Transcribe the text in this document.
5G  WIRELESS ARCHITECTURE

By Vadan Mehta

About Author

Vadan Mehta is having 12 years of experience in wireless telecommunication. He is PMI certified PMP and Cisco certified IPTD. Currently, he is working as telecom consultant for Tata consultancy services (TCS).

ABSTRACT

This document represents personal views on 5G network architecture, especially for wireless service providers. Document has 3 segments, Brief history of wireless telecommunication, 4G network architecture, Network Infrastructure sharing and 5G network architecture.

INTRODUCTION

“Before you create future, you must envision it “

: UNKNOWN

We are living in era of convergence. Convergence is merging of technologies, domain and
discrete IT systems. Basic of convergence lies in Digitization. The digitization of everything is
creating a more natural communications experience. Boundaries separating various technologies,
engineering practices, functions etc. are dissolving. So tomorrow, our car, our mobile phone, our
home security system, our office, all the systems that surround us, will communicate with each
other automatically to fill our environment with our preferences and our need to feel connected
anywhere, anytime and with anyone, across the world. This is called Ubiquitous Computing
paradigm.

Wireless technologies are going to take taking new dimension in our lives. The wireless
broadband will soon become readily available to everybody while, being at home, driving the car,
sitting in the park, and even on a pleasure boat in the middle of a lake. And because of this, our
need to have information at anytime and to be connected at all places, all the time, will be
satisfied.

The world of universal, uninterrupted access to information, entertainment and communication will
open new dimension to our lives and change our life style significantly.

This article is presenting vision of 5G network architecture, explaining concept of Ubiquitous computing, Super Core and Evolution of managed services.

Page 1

──────

▶ **WHAT THE TASK ASKS**: Copy every line above that includes the string "lives".

▶ **REPLY**:
Wireless technologies are going to take taking new dimension in our lives. The wireless
open new dimension to our lives and change our life style significantly.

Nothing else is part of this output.